N’oublie pas que, dans ce roman, tu as une Russie de privilégiés et la majorité des habitants étaient traités comme des esclaves.
Le Papou: Je sais, j’ai une vision de la Russie totalement romantique et totalement non conforme à la réalité 😉 Je sais au fond de ma tête que ce n’était pas ça mais bon… je veux garder mes illusions, je pense!
Demandez et vous recevrez… Merci! Teeellement contente que tu aies aimé!
Grominou: Ca a vraiment été un super moment de lecture. Je m’attendais à m’ennuyer mais pas du tout!
Euh, hum, ton billet est très beau, on y sent vraiment ta passion pour ce roman, pour ce pays âpre et ses brillants auteurs. Est-ce que je peux, heu, faire des copier-coller pour le billet que je suis censée écrire d’ici fin janvier ? Ca m’aiderait beaucoup. Il me reste environ la totalité du livre à lire et hiiiiii, compatis, quoi ! 🙂
(en vérité, ton billet donne vraiment envie de s’y plonger, promis, l’année prochaine, je m’y mets sérieusement, avec fièvre et passion. Promis 🙂 )
Erzie: Naaaaa, tu prends ton bouquin et tu lis! J’ai trop aimé pour que je te donne ma bénédiction pour passer à côté! Tiens-le pour dit!
Quel courage d’avoir lu un tel pavé !!! C’est amusant de voir que beaucoup ont une vision assez « romantique » de la Russie de cette époque mais par contre, je ne vais pas parler de ma vision de ce pays qui est aux antipodes de ces impressions mais si je me décidais à lire des classiques russes, ça changerait peut-être !
Joelle; Oui, j’ai une vision romantique – et fausse- je ne peux rien y faire. Et en fait, même quand j’en apprends davantage, je me bats pour garder cette vision… c’est beau, rêver!
Voilà un magnifique hommage qui me donne encore plus envie d’ouvrir ce livre, mais je choisirai bien mon moment !
Bladelor: C’est la la clé, choisir le bon moment!

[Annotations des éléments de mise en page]

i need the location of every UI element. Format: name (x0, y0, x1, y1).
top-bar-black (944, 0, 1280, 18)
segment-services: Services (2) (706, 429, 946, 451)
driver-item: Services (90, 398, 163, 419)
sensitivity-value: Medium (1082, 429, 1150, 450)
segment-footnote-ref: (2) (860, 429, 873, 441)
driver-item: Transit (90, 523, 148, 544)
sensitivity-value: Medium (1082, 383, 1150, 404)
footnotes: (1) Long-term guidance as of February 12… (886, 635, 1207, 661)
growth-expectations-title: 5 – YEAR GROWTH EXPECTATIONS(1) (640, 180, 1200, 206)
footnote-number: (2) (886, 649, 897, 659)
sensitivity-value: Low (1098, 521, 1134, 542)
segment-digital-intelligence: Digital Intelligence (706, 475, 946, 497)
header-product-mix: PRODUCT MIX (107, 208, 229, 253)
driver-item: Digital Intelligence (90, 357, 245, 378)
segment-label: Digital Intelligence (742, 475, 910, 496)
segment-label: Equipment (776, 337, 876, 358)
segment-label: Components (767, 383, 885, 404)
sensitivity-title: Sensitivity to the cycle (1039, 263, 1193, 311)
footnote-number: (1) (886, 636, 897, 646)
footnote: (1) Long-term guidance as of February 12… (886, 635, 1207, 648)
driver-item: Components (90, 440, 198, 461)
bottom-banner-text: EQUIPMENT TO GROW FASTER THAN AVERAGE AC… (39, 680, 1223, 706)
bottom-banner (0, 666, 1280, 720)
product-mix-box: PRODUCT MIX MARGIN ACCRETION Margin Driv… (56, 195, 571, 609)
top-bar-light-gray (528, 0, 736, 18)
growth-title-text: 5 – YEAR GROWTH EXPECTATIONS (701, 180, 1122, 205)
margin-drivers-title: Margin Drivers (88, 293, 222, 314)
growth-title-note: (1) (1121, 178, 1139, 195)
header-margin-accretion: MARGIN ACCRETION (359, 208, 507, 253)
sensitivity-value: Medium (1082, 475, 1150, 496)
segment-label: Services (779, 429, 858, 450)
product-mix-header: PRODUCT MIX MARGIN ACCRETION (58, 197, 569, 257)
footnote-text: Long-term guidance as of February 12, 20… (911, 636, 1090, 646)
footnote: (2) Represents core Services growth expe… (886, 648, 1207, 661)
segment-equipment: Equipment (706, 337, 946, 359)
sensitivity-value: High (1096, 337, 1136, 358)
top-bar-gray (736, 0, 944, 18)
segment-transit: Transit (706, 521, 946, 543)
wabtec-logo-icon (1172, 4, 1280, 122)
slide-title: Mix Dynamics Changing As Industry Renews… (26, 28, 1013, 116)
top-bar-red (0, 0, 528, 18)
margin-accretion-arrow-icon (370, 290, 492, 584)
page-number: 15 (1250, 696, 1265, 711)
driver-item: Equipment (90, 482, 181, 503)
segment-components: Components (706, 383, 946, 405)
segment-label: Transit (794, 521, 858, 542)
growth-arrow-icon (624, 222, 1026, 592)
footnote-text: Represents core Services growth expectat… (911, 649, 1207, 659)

§ **TRAVAIL DEMANDÉ**:
1 – Recopiez le passage de l'échange de commentaires sur le roman qui va de « Le Papou: Je » jusqu'à « tu aies aimé! » inclus.
2 – Répondez à ces questions sur l'échange de commentaires sur le roman.
(a) Dans la réponse adressée à Grominou, à quoi la personne s'attendait-elle en commençant sa lecture ?
(b) Pour quand la personne qui demande à faire des copier-coller doit-elle écrire son billet ?
(c) Selon la réponse adressée à Bladelor, quelle est la clé ?
3 – Reprenez l'échange de commentaires sur le roman et prolongez-le après sa dernière réplique.
Vous n'aurez pas besoin des enregistrements.

§ **RÉSULTATS ATTENDUS**:
1 –
Le Papou: Je sais, j’ai une vision de la Russie totalement romantique et totalement non conforme à la réalité 😉 Je sais au fond de ma tête que ce n’était pas ça mais bon… je veux garder mes illusions, je pense!
Demandez et vous recevrez… Merci! Teeellement contente que tu aies aimé!

2 –
(a) À s'ennuyer.
(b) D'ici fin janvier.
(c) Choisir le bon moment.

3 –
ah, je l’ai acheté cette année, en pleiade… et ne l’ai tjrs pas ouvert :(((
Amanda: Ah, Tolstoï en pléiade.. le rêve! 😉
Je suis moins courageuse que toi, ma version de G&P ne fait que 1237 pages !!! J’en suis à 217 et c’est bien entendu un immense chef-d’oeuvre. Je suis accro et j’espère que je vais pouvoir bien profiter même si je retourne au boulot.
Titine: Je suis suuuuuper contente que tu aimes! (Et ça m’embête pas de me substituer à ton boss pour quelques jours, le temps que tu finisses!).
Lu lorsque j’étais ado ! J’avais adoré ce roman. Peut-être que je le relirai un de ces jours…
Marie: C’est certain que moi, je le relirai. Un jour, pas tout de suite… mais un jour!
Tu me donnes vraiment envie avec ton billet ! J’imaginais quelque chose de beaucoup plus ennuyant (malheureusement !) Je crois qu’il doit encore se trouver chez mes parents, quelques part sur les étagères…
Vilvirt: Attention, plusieurs ont trouvé ça difficile et long. Mais pour ma part, ça a été une révélation. J’ai littéralement adoré!
A relire les passages au début de ton billet, ouh que ça redonne envie, vraiment Tolstoi c’est magique (bon, j’ai lu Anna karenine et Guerre et Paix cette année et je partage ton enthousiasme!)
Keisha: Je sais que tu partages! J’ai bien le goût de relire Anna Karénine, d’ailleurs. Mon but, c’est de passer tous mes russes cette année!
Très réussi ton billet! Je suis encore en plein dans ce livre que je ne lis pas en continu mais que je reprends toujours avec infiniment de plaisir!
Mango: Merci! J’espère que ton bilan sera au final aussi positif que le mien!
j’ai failli le lire je nesais combien de fois…. cesera peut-être pour 2011? Ton billet donne envie… comment as-tu fait pour lire 200 livres et Guerre et Paix en plus?
Mon meilleur score à l’année c’est 118 seulement…
Dominique: En fait, je ne sais pas trop comment je fais… je lis vite, mais pas tant que ça 😉 Je ne fais pas exprès, en fait. J’espère que tu le liras et surtout que tu aimeras autant que moi!
C’est une lecture prévue pour jancier… Il me tarde de lire ce chef d’oeuvre !
MAggie: Super! Je me croise les doigts pour que ça te plaise!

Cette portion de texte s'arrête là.